Extracted text -
++++++++++

HIPPO Data Set Documentation Guidelines

The documentation (i.e., the "Readme" file) that accompanies each project data set is as important as the data itself. This information permits collaborators and other analysts to become aware of the data and to understand any limitations or special characteristics of data that may impact its use elsewhere. The data set documentation should accompany all data set submissions and contain the information listed in the outline below. While it will not be appropriate for each and every data set to have information in each documentation category, the following outline (and content) should be adhered to as closely as possible to make the documentation consistent across all data sets. It is also recommended that a documentation file submission accompany for each preliminary and final data set.





TITLE: This should match the data set name

AUTHOR(S):

  • Name(s) of PI and all co-PIs

    Complete mailing address, telephone/facsimile Nos.,

    E-mail address of PIs, and WWW address (if applicable)

    Similar contact information for data questions (if different than above)

1.0 DATA SET OVERVIEW:

  • Introduction or abstract

    Time period covered by the data

    Physical location (including lat/lon/elev) of the measurement or platform

    Data source if applicable (e.g., for operational data include agency)

++++++++++

Given records -
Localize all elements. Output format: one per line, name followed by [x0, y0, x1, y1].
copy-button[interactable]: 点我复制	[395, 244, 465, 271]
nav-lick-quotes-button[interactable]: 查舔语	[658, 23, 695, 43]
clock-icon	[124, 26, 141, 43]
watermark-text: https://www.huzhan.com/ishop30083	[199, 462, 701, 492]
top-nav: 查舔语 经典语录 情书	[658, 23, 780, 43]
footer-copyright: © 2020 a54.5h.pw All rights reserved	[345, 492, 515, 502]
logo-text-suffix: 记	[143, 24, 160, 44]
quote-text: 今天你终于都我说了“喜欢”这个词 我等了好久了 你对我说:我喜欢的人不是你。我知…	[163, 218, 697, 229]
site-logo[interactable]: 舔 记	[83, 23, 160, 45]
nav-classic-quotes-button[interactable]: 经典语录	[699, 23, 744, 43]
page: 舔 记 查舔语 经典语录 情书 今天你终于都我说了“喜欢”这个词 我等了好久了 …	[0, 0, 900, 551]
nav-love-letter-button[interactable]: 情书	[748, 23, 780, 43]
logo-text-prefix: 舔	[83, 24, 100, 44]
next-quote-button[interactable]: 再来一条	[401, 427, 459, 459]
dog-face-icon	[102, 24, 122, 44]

++++++++++

Problems -
**1)** Print the rows exactly as they appear, from the first row through the row containing "page: 舔 记 查舔语", inclusive.
**2)** Proceed with the HIPPO data set documentation guidelines from the point where they stop.

Results by task -
**1)**
Localize all elements. Output format: one per line, name followed by [x0, y0, x1, y1].
copy-button[interactable]: 点我复制	[395, 244, 465, 271]
nav-lick-quotes-button[interactable]: 查舔语	[658, 23, 695, 43]
clock-icon	[124, 26, 141, 43]
watermark-text: https://www.huzhan.com/ishop30083	[199, 462, 701, 492]
top-nav: 查舔语 经典语录 情书	[658, 23, 780, 43]
footer-copyright: © 2020 a54.5h.pw All rights reserved	[345, 492, 515, 502]
logo-text-suffix: 记	[143, 24, 160, 44]
quote-text: 今天你终于都我说了“喜欢”这个词 我等了好久了 你对我说:我喜欢的人不是你。我知…	[163, 218, 697, 229]
site-logo[interactable]: 舔 记	[83, 23, 160, 45]
nav-classic-quotes-button[interactable]: 经典语录	[699, 23, 744, 43]
page: 舔 记 查舔语 经典语录 情书 今天你终于都我说了“喜欢”这个词 我等了好久了 …	[0, 0, 900, 551]

**2)**
    Any World Wide Web address references (i.e., additional documentation such as Project WWW site)

2.0 INSTRUMENT DESCRIPTION:

  • Brief text (i.e., 1-2 paragraphs) describing the instrument with references

    Figures (or links), if applicable

    Table of specifications (i.e., accuracy, precision, frequency, resolution, etc.)

3.0 DATA COLLECTION AND PROCESSING:

  • Description of data collection

    Description of derived parameters and processing techniques used

    Description of quality control procedures

    Data intercomparisons, if applicable

4.0 DATA FORMAT:

  • Data file structure and file naming conventions (e.g., column delimited ASCII, NetCDF, GIF, JPEG, etc.)

    Data format and layout (i.e., description of header/data records, sample records)

    List of parameters with units, sampling intervals, frequency, range

    Data version number and date

    Description of flags, codes used in the data, and definitions (i.e., good, questionable, missing, estimated, etc.)

5.0 DATA REMARKS:

  • PI's assessment of the data (i.e., disclaimers, instrument problems, quality issues, etc.)

    Missing data periods

    Software compatibility (i.e., list of existing software to view/manipulate the data)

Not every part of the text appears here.